START INPUT DATA

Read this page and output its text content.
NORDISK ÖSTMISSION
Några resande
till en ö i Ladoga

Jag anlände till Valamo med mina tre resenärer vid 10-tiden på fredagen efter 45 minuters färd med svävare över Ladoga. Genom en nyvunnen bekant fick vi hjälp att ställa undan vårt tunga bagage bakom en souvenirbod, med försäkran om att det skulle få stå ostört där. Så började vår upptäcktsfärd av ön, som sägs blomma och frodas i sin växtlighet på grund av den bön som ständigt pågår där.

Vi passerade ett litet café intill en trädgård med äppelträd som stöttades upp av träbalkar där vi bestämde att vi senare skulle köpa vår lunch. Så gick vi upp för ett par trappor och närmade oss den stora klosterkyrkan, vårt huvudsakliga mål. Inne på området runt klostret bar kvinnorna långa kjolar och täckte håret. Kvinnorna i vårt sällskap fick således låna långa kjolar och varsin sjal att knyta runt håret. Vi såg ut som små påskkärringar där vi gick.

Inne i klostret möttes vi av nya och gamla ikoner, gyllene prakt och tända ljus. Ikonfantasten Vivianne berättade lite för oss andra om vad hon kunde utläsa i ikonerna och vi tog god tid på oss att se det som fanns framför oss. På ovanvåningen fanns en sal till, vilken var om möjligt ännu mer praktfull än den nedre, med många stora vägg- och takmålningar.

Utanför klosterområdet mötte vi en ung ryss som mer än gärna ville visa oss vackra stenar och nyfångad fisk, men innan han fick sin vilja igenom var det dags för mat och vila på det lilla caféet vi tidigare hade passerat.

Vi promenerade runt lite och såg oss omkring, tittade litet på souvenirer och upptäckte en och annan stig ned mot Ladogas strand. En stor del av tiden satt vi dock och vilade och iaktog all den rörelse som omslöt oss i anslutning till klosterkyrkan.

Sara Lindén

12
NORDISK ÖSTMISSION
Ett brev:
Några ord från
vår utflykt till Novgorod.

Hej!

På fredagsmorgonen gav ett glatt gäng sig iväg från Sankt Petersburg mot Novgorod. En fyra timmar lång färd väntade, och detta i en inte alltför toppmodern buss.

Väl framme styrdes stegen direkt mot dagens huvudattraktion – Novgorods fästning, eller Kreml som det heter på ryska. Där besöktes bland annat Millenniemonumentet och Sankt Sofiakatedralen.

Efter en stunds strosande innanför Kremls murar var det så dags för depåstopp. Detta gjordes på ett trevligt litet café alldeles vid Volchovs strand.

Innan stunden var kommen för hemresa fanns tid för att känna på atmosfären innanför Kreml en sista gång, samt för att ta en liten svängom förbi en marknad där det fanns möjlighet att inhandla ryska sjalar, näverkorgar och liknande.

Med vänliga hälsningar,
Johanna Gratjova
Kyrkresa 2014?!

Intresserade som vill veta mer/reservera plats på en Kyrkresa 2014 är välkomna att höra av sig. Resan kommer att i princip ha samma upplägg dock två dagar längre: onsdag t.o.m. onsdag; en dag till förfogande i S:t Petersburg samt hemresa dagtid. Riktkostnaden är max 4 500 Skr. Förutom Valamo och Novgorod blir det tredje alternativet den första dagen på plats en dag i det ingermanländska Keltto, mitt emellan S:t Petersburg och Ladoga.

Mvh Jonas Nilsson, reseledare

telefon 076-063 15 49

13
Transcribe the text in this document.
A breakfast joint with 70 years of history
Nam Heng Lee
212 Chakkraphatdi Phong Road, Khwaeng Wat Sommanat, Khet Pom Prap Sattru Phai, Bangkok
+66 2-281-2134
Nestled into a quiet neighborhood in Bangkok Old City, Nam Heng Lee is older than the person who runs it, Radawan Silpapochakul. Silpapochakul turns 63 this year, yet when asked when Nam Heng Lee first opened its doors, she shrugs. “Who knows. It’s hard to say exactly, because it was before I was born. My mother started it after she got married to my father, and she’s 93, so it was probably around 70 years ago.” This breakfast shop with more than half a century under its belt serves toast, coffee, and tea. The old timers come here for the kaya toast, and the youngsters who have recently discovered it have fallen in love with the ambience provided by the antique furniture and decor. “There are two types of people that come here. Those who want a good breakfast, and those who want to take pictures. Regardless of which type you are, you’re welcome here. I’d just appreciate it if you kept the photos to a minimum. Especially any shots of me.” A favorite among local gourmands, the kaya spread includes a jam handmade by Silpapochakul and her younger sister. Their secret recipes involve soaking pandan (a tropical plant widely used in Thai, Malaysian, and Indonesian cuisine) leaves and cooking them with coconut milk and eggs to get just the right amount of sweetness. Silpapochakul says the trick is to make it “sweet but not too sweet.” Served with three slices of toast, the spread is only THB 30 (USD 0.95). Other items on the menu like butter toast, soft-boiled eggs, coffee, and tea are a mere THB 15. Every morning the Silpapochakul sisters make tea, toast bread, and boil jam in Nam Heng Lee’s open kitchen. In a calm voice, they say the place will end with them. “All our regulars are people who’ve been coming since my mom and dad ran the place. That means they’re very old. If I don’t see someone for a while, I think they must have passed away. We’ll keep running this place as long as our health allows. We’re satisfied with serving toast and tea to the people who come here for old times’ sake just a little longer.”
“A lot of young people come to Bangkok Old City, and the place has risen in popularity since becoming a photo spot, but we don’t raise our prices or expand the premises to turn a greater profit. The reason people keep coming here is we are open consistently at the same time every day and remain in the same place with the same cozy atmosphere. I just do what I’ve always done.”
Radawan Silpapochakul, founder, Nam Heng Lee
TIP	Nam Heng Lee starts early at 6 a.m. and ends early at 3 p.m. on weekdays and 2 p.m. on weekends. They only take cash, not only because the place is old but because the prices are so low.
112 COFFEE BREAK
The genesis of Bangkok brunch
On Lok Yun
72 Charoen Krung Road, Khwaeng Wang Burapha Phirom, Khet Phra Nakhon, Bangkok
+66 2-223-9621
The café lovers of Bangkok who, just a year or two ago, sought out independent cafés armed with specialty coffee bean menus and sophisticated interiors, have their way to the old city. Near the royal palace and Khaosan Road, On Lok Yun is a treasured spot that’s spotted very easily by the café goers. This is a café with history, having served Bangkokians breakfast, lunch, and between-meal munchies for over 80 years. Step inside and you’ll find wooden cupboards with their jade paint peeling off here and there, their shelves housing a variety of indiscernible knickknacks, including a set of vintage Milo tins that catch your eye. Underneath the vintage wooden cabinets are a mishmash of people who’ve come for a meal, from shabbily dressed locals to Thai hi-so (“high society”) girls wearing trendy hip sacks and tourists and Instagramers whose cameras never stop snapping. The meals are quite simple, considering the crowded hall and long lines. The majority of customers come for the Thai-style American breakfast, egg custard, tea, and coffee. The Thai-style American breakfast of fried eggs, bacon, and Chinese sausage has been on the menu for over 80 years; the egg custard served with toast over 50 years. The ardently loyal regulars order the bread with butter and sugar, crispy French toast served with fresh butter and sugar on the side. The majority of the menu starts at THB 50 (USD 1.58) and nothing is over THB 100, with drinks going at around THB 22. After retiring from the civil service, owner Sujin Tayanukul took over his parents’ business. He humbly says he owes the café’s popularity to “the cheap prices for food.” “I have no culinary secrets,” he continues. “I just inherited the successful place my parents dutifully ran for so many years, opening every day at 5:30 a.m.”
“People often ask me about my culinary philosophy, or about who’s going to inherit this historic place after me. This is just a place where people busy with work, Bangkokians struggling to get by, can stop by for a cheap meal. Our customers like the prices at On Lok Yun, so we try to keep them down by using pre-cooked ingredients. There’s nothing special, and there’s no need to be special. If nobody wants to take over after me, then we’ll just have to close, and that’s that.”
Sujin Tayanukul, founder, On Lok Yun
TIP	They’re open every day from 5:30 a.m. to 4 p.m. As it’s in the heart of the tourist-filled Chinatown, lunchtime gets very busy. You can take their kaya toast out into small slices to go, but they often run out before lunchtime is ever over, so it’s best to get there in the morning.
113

END INPUT DATA

▶ _TASK TO CARRY OUT_
Copy out the material in full, exactly as it reads.

▶ _SOLUTION TO THE PROBLEM_
Read this page and output its text content.
NORDISK ÖSTMISSION
Några resande
till en ö i Ladoga

Jag anlände till Valamo med mina tre resenärer vid 10-tiden på fredagen efter 45 minuters färd med svävare över Ladoga. Genom en nyvunnen bekant fick vi hjälp att ställa undan vårt tunga bagage bakom en souvenirbod, med försäkran om att det skulle få stå ostört där. Så började vår upptäcktsfärd av ön, som sägs blomma och frodas i sin växtlighet på grund av den bön som ständigt pågår där.

Vi passerade ett litet café intill en trädgård med äppelträd som stöttades upp av träbalkar där vi bestämde att vi senare skulle köpa vår lunch. Så gick vi upp för ett par trappor och närmade oss den stora klosterkyrkan, vårt huvudsakliga mål. Inne på området runt klostret bar kvinnorna långa kjolar och täckte håret. Kvinnorna i vårt sällskap fick således låna långa kjolar och varsin sjal att knyta runt håret. Vi såg ut som små påskkärringar där vi gick.

Inne i klostret möttes vi av nya och gamla ikoner, gyllene prakt och tända ljus. Ikonfantasten Vivianne berättade lite för oss andra om vad hon kunde utläsa i ikonerna och vi tog god tid på oss att se det som fanns framför oss. På ovanvåningen fanns en sal till, vilken var om möjligt ännu mer praktfull än den nedre, med många stora vägg- och takmålningar.

Utanför klosterområdet mötte vi en ung ryss som mer än gärna ville visa oss vackra stenar och nyfångad fisk, men innan han fick sin vilja igenom var det dags för mat och vila på det lilla caféet vi tidigare hade passerat.

Vi promenerade runt lite och såg oss omkring, tittade litet på souvenirer och upptäckte en och annan stig ned mot Ladogas strand. En stor del av tiden satt vi dock och vilade och iaktog all den rörelse som omslöt oss i anslutning till klosterkyrkan.

Sara Lindén

12
NORDISK ÖSTMISSION
Ett brev:
Några ord från
vår utflykt till Novgorod.

Hej!

På fredagsmorgonen gav ett glatt gäng sig iväg från Sankt Petersburg mot Novgorod. En fyra timmar lång färd väntade, och detta i en inte alltför toppmodern buss.

Väl framme styrdes stegen direkt mot dagens huvudattraktion – Novgorods fästning, eller Kreml som det heter på ryska. Där besöktes bland annat Millenniemonumentet och Sankt Sofiakatedralen.

Efter en stunds strosande innanför Kremls murar var det så dags för depåstopp. Detta gjordes på ett trevligt litet café alldeles vid Volchovs strand.

Innan stunden var kommen för hemresa fanns tid för att känna på atmosfären innanför Kreml en sista gång, samt för att ta en liten svängom förbi en marknad där det fanns möjlighet att inhandla ryska sjalar, näverkorgar och liknande.

Med vänliga hälsningar,
Johanna Gratjova
Kyrkresa 2014?!

Intresserade som vill veta mer/reservera plats på en Kyrkresa 2014 är välkomna att höra av sig. Resan kommer att i princip ha samma upplägg dock två dagar längre: onsdag t.o.m. onsdag; en dag till förfogande i S:t Petersburg samt hemresa dagtid. Riktkostnaden är max 4 500 Skr. Förutom Valamo och Novgorod blir det tredje alternativet den första dagen på plats en dag i det ingermanländska Keltto, mitt emellan S:t Petersburg och Ladoga.

Mvh Jonas Nilsson, reseledare

telefon 076-063 15 49

13
Transcribe the text in this document.
A breakfast joint with 70 years of history
Nam Heng Lee
212 Chakkraphatdi Phong Road, Khwaeng Wat Sommanat, Khet Pom Prap Sattru Phai, Bangkok
+66 2-281-2134
Nestled into a quiet neighborhood in Bangkok Old City, Nam Heng Lee is older than the person who runs it, Radawan Silpapochakul. Silpapochakul turns 63 this year, yet when asked when Nam Heng Lee first opened its doors, she shrugs. “Who knows. It’s hard to say exactly, because it was before I was born. My mother started it after she got married to my father, and she’s 93, so it was probably around 70 years ago.” This breakfast shop with more than half a century under its belt serves toast, coffee, and tea. The old timers come here for the kaya toast, and the youngsters who have recently discovered it have fallen in love with the ambience provided by the antique furniture and decor. “There are two types of people that come here. Those who want a good breakfast, and those who want to take pictures. Regardless of which type you are, you’re welcome here. I’d just appreciate it if you kept the photos to a minimum. Especially any shots of me.” A favorite among local gourmands, the kaya spread includes a jam handmade by Silpapochakul and her younger sister. Their secret recipes involve soaking pandan (a tropical plant widely used in Thai, Malaysian, and Indonesian cuisine) leaves and cooking them with coconut milk and eggs to get just the right amount of sweetness. Silpapochakul says the trick is to make it “sweet but not too sweet.” Served with three slices of toast, the spread is only THB 30 (USD 0.95). Other items on the menu like butter toast, soft-boiled eggs, coffee, and tea are a mere THB 15. Every morning the Silpapochakul sisters make tea, toast bread, and boil jam in Nam Heng Lee’s open kitchen. In a calm voice, they say the place will end with them. “All our regulars are people who’ve been coming since my mom and dad ran the place. That means they’re very old. If I don’t see someone for a while, I think they must have passed away. We’ll keep running this place as long as our health allows. We’re satisfied with serving toast and tea to the people who come here for old times’ sake just a little longer.”
“A lot of young people come to Bangkok Old City, and the place has risen in popularity since becoming a photo spot, but we don’t raise our prices or expand the premises to turn a greater profit. The reason people keep coming here is we are open consistently at the same time every day and remain in the same place with the same cozy atmosphere. I just do what I’ve always done.”
Radawan Silpapochakul, founder, Nam Heng Lee
TIP	Nam Heng Lee starts early at 6 a.m. and ends early at 3 p.m. on weekdays and 2 p.m. on weekends. They only take cash, not only because the place is old but because the prices are so low.
112 COFFEE BREAK
The genesis of Bangkok brunch
On Lok Yun
72 Charoen Krung Road, Khwaeng Wang Burapha Phirom, Khet Phra Nakhon, Bangkok
+66 2-223-9621
The café lovers of Bangkok who, just a year or two ago, sought out independent cafés armed with specialty coffee bean menus and sophisticated interiors, have their way to the old city. Near the royal palace and Khaosan Road, On Lok Yun is a treasured spot that’s spotted very easily by the café goers. This is a café with history, having served Bangkokians breakfast, lunch, and between-meal munchies for over 80 years. Step inside and you’ll find wooden cupboards with their jade paint peeling off here and there, their shelves housing a variety of indiscernible knickknacks, including a set of vintage Milo tins that catch your eye. Underneath the vintage wooden cabinets are a mishmash of people who’ve come for a meal, from shabbily dressed locals to Thai hi-so (“high society”) girls wearing trendy hip sacks and tourists and Instagramers whose cameras never stop snapping. The meals are quite simple, considering the crowded hall and long lines. The majority of customers come for the Thai-style American breakfast, egg custard, tea, and coffee. The Thai-style American breakfast of fried eggs, bacon, and Chinese sausage has been on the menu for over 80 years; the egg custard served with toast over 50 years. The ardently loyal regulars order the bread with butter and sugar, crispy French toast served with fresh butter and sugar on the side. The majority of the menu starts at THB 50 (USD 1.58) and nothing is over THB 100, with drinks going at around THB 22. After retiring from the civil service, owner Sujin Tayanukul took over his parents’ business. He humbly says he owes the café’s popularity to “the cheap prices for food.” “I have no culinary secrets,” he continues. “I just inherited the successful place my parents dutifully ran for so many years, opening every day at 5:30 a.m.”
“People often ask me about my culinary philosophy, or about who’s going to inherit this historic place after me. This is just a place where people busy with work, Bangkokians struggling to get by, can stop by for a cheap meal. Our customers like the prices at On Lok Yun, so we try to keep them down by using pre-cooked ingredients. There’s nothing special, and there’s no need to be special. If nobody wants to take over after me, then we’ll just have to close, and that’s that.”
Sujin Tayanukul, founder, On Lok Yun
TIP	They’re open every day from 5:30 a.m. to 4 p.m. As it’s in the heart of the tourist-filled Chinatown, lunchtime gets very busy. You can take their kaya toast out into small slices to go, but they often run out before lunchtime is ever over, so it’s best to get there in the morning.
113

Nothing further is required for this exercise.